Locate each line with the string "Wronieckiej" in the listing below and copy it.

### Extracted entries
++++

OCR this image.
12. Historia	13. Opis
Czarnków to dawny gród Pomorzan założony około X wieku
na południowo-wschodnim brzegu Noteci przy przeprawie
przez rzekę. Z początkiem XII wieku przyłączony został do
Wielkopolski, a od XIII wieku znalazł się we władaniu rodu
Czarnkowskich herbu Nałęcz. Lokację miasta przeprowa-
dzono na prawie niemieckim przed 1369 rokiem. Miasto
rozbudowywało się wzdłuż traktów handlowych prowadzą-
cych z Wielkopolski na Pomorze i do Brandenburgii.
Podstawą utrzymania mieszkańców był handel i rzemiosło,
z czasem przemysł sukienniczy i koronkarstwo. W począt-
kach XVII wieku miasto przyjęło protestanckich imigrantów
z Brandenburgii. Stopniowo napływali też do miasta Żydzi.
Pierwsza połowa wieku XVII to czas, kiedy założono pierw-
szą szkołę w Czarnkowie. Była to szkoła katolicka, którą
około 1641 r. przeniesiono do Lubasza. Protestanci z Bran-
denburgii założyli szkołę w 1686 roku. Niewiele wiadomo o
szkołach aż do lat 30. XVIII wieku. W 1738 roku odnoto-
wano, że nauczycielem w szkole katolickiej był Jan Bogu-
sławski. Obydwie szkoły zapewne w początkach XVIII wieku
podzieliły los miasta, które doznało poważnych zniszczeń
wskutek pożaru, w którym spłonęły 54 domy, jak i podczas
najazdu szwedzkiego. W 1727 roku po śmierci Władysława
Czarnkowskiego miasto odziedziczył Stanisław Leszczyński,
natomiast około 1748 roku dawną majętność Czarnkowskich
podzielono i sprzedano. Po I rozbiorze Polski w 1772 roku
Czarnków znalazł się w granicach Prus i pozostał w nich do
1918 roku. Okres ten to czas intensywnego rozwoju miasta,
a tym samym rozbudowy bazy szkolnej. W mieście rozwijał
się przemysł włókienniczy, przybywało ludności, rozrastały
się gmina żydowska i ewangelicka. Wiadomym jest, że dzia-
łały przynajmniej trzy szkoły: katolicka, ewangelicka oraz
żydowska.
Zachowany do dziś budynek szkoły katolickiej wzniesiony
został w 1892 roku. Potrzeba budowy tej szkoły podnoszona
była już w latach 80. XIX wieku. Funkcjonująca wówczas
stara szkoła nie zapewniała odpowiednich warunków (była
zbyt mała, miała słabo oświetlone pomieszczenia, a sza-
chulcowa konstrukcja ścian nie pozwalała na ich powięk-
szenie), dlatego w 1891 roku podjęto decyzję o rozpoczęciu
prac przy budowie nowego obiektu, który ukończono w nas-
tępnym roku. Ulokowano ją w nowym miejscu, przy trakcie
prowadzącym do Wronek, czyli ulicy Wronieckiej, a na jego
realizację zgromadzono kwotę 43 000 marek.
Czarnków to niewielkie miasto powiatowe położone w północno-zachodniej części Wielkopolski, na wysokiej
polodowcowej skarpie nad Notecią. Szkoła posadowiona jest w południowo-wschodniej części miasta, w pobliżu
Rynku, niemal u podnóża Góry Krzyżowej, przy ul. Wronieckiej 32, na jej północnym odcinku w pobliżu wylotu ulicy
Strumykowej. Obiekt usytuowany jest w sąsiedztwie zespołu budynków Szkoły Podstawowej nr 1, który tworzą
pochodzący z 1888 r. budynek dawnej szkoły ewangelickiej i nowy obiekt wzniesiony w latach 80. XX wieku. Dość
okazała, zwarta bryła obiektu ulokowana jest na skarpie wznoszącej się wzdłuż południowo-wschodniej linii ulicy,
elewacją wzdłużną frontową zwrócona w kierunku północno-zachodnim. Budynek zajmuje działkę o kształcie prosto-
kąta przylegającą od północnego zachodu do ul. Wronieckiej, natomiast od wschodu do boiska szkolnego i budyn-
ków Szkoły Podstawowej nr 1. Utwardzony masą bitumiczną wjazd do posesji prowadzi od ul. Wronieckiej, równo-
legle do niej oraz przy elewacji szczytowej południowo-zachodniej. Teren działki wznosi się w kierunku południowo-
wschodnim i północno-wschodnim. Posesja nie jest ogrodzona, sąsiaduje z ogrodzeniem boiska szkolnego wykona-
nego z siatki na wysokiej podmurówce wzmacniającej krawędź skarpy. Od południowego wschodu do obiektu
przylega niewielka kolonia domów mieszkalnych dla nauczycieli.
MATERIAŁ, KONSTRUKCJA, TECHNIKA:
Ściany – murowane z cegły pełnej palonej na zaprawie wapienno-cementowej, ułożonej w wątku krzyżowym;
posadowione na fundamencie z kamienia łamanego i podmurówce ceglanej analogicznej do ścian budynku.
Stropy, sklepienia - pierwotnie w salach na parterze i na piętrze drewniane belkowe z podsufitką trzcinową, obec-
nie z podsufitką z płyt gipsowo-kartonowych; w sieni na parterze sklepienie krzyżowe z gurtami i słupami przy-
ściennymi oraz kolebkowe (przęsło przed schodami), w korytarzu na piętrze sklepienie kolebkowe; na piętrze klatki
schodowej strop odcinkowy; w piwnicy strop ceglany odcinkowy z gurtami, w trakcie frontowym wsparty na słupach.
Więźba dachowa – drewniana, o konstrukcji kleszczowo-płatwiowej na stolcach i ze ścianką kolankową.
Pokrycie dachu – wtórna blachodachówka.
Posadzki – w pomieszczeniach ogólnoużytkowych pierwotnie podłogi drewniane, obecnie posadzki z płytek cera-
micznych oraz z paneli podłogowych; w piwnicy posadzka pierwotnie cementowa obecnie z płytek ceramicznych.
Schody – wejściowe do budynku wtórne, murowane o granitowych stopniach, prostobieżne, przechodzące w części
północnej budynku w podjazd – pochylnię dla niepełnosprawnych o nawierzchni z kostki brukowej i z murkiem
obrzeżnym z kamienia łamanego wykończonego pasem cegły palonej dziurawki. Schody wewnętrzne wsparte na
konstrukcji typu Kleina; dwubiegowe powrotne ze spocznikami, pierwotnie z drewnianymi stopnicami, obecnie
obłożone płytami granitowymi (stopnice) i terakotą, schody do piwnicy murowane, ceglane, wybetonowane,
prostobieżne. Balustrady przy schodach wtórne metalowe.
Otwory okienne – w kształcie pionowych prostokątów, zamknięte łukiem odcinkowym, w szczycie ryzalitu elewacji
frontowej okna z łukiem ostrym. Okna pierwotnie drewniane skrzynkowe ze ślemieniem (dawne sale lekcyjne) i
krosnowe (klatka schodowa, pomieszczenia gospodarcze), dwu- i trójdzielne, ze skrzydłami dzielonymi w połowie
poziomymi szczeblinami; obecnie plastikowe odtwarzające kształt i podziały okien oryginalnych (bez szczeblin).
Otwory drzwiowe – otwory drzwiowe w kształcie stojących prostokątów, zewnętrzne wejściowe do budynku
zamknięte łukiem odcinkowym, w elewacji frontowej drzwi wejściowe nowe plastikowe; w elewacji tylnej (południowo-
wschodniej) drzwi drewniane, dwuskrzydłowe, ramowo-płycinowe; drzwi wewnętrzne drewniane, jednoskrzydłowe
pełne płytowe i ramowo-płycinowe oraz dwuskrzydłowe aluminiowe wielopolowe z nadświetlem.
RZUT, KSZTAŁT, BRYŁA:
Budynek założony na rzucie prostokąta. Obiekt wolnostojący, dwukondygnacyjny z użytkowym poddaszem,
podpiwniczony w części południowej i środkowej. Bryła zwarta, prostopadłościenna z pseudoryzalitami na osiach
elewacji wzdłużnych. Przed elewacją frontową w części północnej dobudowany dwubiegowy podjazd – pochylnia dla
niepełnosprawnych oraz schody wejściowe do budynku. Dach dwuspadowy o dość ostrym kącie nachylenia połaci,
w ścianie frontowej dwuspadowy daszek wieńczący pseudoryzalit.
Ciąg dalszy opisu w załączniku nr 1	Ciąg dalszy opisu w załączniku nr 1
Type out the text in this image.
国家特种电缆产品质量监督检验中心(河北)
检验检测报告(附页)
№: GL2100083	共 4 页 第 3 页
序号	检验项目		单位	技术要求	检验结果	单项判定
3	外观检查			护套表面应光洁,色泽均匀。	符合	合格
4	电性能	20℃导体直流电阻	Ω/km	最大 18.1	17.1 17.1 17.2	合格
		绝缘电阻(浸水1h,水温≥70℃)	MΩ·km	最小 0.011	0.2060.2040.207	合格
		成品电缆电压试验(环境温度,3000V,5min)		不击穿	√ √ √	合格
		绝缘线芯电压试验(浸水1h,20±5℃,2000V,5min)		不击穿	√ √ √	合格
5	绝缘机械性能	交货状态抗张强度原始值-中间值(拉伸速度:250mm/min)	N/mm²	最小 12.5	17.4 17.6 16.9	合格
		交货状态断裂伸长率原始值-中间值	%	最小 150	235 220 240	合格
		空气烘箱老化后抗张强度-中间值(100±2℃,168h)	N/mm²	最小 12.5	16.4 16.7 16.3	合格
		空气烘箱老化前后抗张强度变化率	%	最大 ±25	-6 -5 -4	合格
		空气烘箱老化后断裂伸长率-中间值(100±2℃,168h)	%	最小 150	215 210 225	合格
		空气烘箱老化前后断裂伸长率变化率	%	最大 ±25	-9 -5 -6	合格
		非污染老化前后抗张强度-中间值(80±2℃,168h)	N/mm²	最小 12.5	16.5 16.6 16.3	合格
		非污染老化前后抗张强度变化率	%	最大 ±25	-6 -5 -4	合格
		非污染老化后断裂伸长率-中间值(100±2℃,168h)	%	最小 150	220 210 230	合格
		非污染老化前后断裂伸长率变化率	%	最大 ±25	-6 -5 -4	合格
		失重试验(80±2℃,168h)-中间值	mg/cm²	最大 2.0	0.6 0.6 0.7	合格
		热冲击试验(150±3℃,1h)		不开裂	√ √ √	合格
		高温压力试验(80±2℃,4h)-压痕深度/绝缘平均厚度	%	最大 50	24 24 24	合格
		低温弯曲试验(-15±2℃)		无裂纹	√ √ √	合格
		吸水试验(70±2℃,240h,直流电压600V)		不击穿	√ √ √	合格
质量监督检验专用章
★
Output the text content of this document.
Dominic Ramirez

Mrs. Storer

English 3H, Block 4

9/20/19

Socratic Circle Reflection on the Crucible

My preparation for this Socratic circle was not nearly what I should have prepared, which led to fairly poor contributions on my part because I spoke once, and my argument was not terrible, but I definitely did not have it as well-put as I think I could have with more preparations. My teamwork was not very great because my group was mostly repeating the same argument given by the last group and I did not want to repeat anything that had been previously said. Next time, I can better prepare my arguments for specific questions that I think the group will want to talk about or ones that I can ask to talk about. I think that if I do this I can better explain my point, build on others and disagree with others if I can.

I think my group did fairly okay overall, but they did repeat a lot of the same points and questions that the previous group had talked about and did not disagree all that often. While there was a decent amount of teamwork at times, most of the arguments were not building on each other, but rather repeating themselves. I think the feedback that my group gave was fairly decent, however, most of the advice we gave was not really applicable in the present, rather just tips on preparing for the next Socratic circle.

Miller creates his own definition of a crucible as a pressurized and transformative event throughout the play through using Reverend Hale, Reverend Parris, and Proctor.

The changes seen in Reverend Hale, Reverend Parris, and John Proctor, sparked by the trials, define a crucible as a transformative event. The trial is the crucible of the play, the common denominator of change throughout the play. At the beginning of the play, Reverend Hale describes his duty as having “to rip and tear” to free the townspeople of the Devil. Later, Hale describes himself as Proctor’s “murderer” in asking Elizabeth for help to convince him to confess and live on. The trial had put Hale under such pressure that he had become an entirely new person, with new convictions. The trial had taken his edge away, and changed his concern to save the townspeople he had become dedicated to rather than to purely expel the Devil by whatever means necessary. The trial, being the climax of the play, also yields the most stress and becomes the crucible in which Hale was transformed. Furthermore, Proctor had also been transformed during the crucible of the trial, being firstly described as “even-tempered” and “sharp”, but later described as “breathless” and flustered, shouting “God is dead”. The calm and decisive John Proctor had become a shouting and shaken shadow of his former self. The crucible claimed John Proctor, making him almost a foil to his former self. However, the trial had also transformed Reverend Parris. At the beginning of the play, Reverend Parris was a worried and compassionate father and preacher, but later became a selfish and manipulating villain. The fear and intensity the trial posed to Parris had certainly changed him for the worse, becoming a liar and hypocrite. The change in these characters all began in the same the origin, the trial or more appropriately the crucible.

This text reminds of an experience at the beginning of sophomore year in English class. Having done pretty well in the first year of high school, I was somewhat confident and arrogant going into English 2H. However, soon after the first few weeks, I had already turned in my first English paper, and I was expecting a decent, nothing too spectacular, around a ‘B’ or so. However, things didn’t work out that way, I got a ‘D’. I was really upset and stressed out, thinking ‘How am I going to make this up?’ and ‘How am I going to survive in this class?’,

++++

### Finished answer
prowadzącym do Wronek, czyli ulicy Wronieckiej, a na jego
Rynku, niemal u podnóża Góry Krzyżowej, przy ul. Wronieckiej 32, na jej północnym odcinku w pobliżu wylotu ulicy
kąta przylegającą od północnego zachodu do ul. Wronieckiej, natomiast od wschodu do boiska szkolnego i budyn-
ków Szkoły Podstawowej nr 1. Utwardzony masą bitumiczną wjazd do posesji prowadzi od ul. Wronieckiej, równo-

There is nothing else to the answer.